Work to complete: Below are some entries. Copy each line that holds the string "first".

Records provided:
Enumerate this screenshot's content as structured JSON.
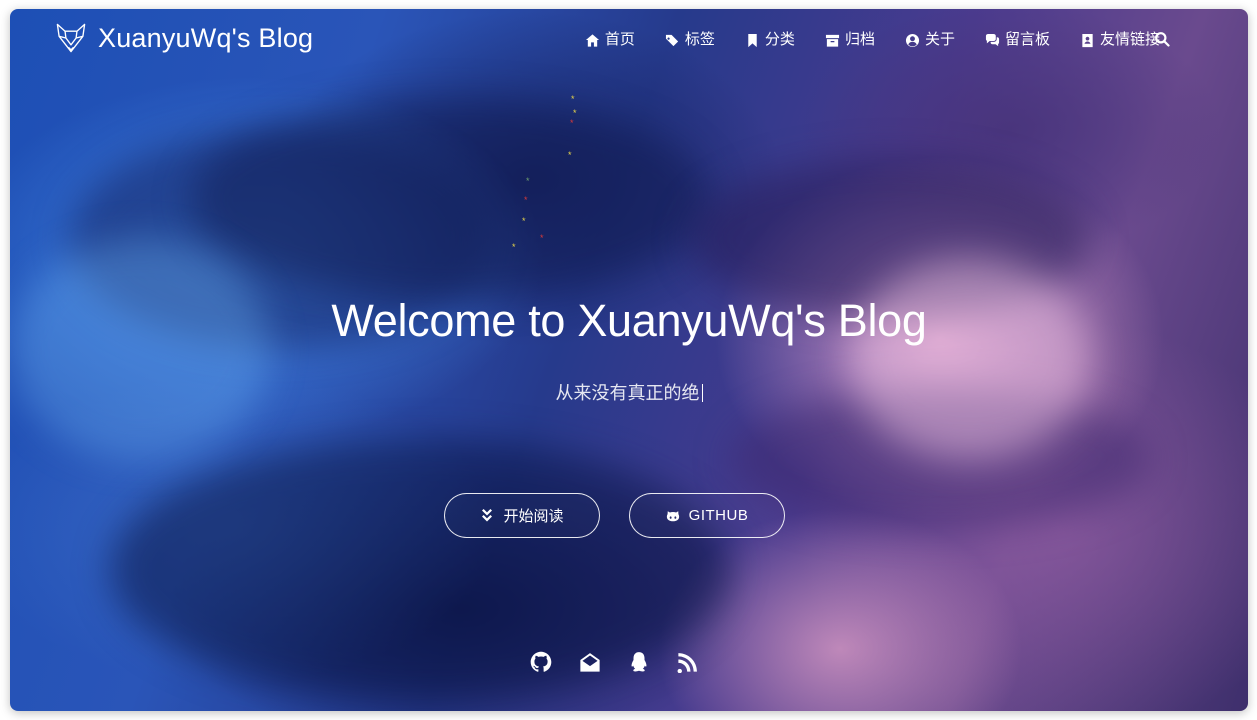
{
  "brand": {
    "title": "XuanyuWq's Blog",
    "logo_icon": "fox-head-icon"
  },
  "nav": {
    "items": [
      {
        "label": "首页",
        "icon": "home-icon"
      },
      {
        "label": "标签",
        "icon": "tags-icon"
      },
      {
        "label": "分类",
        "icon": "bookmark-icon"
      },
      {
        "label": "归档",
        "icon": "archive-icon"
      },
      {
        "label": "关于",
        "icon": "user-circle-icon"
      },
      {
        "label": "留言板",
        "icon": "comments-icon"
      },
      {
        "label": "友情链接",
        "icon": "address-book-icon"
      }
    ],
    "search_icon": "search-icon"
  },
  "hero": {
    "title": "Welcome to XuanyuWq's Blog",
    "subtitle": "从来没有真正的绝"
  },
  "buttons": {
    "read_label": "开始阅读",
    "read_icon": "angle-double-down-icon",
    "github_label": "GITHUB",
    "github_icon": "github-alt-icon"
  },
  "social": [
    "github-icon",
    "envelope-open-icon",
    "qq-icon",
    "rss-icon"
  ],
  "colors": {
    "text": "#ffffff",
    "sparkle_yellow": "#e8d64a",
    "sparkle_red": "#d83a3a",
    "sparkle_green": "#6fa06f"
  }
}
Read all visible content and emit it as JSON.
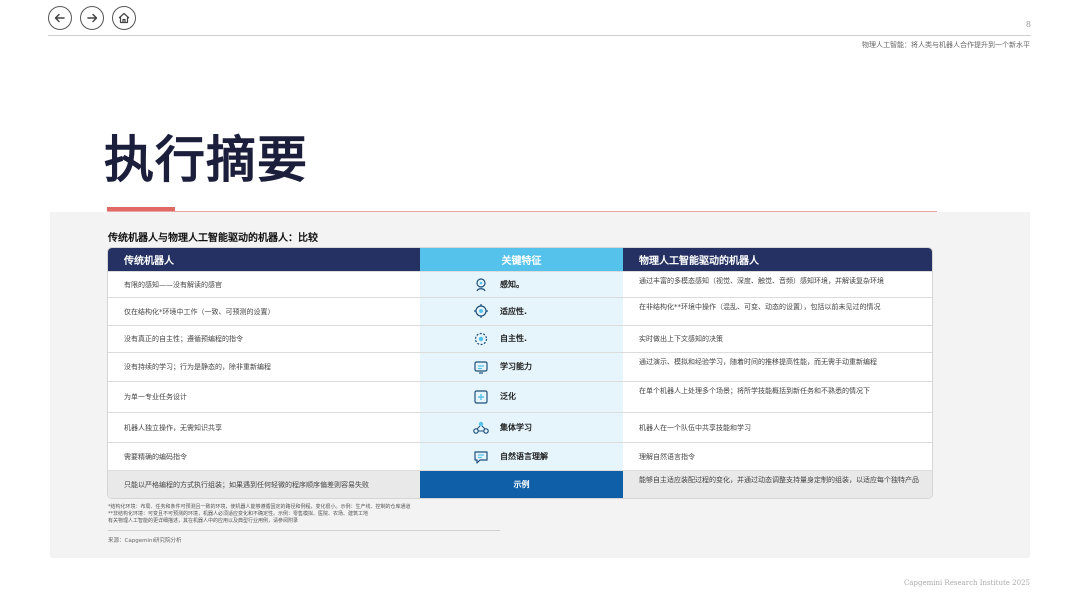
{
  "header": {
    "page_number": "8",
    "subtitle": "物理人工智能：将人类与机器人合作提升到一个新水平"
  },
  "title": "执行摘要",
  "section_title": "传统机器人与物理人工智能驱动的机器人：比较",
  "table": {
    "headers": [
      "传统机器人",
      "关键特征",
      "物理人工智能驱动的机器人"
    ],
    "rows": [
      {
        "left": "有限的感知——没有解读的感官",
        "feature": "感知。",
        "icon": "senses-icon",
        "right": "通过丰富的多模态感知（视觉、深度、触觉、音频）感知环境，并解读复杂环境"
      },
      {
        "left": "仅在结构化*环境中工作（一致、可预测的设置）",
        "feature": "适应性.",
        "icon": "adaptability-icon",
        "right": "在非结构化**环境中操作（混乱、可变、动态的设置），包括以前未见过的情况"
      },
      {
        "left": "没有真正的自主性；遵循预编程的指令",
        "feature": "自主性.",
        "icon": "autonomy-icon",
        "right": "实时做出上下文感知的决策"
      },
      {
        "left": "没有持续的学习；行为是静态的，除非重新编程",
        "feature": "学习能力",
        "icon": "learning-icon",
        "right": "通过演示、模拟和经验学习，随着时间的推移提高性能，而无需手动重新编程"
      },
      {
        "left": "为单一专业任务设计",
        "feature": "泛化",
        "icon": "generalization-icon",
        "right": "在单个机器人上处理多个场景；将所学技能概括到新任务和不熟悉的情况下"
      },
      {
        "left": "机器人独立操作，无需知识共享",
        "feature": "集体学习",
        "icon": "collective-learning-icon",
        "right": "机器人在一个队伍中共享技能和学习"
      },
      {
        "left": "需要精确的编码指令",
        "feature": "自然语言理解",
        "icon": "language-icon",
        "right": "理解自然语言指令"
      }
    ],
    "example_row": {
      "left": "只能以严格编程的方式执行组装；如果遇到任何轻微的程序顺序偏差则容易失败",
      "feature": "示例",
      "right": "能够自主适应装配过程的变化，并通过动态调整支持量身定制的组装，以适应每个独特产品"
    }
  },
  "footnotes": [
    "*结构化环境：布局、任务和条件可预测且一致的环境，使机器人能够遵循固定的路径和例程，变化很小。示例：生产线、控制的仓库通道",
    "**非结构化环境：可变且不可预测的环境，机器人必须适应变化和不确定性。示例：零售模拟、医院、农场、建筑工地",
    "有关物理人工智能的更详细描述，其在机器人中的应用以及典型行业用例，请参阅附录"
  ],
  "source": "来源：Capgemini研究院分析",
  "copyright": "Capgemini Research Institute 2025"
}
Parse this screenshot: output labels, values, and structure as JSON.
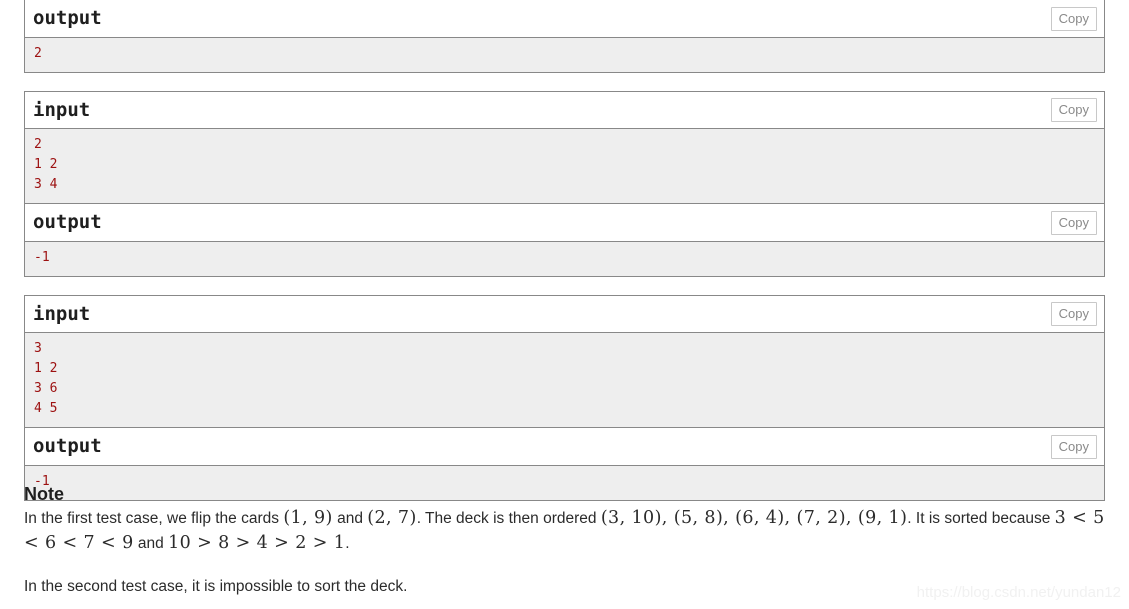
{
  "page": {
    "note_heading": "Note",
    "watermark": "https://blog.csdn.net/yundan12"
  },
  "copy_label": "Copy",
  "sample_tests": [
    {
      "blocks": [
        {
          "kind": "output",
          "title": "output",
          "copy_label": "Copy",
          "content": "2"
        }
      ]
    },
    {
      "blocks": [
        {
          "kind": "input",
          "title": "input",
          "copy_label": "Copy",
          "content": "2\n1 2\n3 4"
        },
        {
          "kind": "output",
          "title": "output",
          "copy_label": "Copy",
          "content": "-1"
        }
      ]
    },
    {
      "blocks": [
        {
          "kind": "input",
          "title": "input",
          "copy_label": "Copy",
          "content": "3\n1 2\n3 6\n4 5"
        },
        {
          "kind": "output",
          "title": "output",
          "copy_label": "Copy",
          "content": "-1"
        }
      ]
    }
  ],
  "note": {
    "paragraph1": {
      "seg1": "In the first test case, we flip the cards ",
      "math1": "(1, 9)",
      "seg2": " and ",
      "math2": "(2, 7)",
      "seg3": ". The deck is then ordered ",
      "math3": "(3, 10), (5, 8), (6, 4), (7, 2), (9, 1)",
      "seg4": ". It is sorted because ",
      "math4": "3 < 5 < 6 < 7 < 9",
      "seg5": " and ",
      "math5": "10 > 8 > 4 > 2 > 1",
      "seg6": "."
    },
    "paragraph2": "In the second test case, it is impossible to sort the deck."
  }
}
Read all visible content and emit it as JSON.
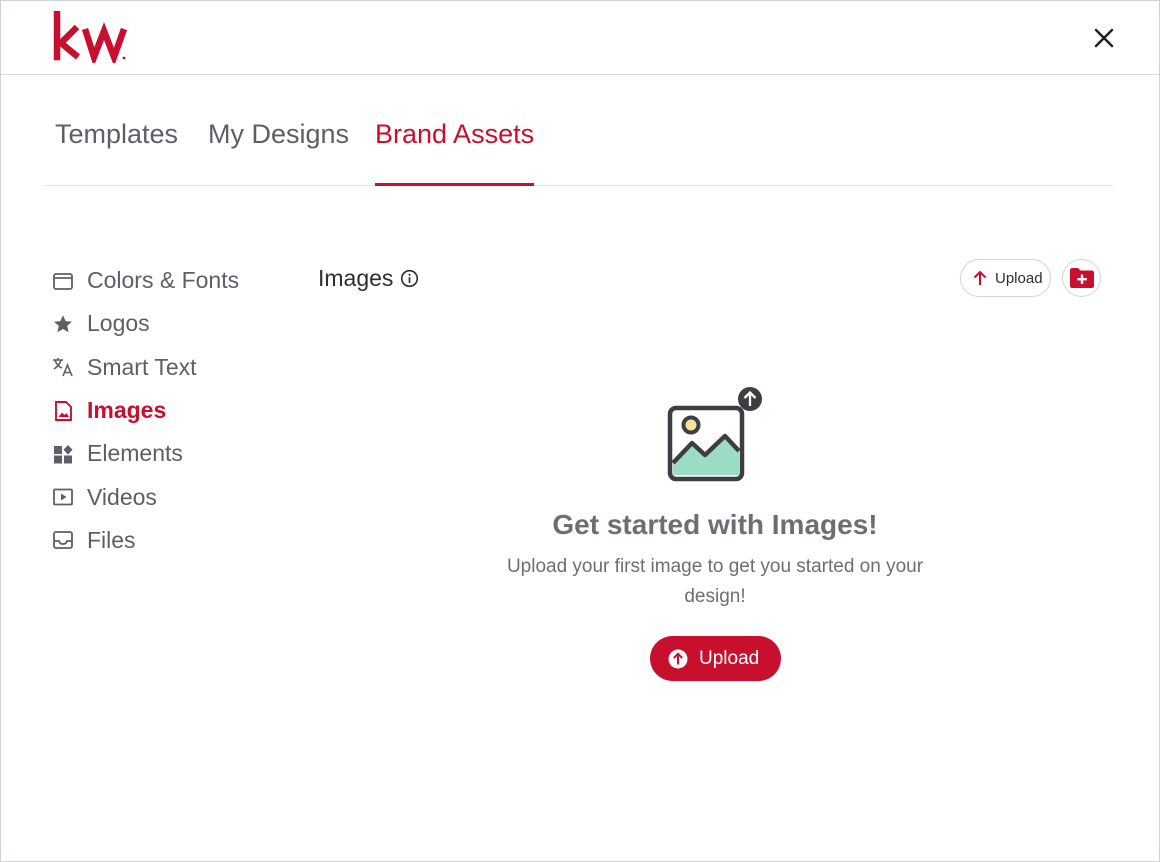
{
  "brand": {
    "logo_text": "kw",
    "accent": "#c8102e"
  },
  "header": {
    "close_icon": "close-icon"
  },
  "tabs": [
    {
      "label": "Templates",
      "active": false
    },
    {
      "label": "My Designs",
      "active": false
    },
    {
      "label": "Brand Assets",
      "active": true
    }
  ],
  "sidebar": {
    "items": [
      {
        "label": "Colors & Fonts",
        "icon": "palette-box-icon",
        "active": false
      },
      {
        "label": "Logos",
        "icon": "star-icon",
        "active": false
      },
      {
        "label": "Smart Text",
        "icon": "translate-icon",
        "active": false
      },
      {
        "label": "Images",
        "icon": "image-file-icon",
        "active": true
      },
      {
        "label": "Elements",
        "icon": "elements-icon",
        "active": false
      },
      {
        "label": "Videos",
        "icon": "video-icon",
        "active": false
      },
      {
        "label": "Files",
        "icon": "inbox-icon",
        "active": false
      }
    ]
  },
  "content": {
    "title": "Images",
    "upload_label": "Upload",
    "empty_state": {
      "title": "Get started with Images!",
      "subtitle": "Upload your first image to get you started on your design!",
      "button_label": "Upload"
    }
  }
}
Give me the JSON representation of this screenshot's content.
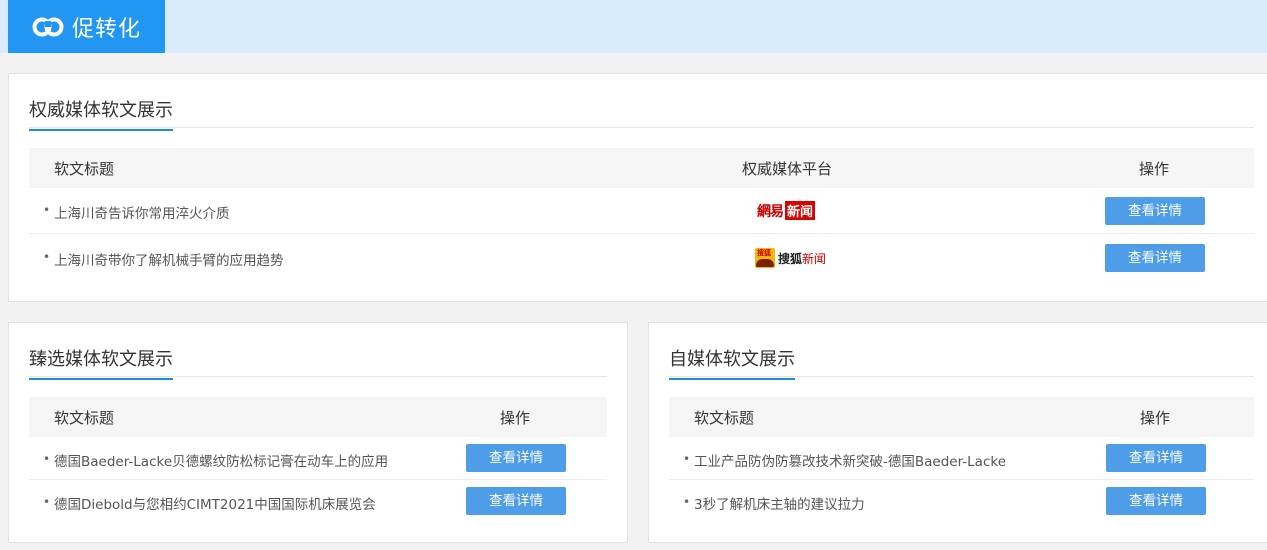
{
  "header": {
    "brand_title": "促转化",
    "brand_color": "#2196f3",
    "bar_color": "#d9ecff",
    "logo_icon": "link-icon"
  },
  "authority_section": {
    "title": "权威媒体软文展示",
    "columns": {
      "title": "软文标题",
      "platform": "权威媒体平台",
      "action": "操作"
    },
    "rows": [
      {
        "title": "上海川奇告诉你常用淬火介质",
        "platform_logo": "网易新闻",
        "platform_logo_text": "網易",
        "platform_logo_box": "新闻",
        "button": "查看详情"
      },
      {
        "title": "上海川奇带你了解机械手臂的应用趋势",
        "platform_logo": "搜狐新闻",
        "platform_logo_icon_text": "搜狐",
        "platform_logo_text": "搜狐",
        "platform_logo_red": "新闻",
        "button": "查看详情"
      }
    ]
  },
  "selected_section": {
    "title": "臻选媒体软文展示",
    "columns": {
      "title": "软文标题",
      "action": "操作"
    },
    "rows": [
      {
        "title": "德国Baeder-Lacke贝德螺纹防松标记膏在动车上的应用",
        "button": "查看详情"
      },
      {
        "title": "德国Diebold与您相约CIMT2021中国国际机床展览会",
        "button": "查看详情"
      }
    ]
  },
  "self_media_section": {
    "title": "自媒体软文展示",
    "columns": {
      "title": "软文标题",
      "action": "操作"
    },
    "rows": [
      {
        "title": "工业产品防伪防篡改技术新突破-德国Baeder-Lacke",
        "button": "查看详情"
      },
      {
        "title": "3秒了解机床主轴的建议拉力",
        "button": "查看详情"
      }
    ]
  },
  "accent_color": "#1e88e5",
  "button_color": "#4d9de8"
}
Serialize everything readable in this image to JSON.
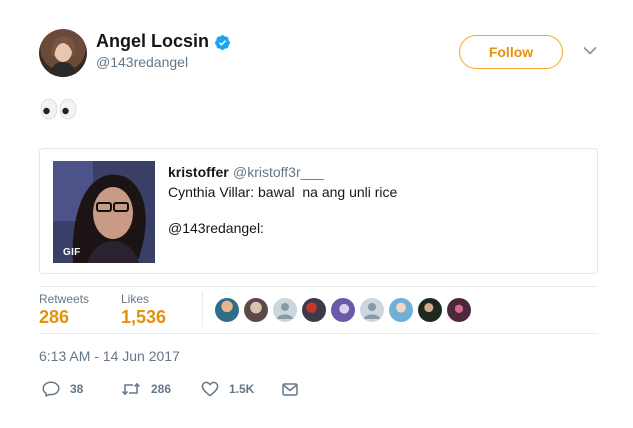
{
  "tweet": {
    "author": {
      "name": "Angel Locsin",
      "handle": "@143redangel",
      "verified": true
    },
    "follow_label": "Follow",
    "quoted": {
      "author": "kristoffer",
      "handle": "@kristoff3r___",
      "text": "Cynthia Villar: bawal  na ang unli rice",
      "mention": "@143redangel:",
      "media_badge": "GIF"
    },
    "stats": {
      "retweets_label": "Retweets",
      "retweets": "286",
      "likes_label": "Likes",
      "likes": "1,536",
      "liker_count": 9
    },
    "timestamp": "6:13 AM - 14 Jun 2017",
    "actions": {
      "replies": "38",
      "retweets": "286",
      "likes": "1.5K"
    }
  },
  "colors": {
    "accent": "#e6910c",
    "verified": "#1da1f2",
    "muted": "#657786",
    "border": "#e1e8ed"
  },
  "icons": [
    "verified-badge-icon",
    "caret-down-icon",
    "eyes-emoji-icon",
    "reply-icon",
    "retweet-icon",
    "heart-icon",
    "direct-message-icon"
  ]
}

Completed exercise:
      "seg1": "In the first test case, we flip the cards ",
      "subtitle": "Upload your first image to get you started on your design!",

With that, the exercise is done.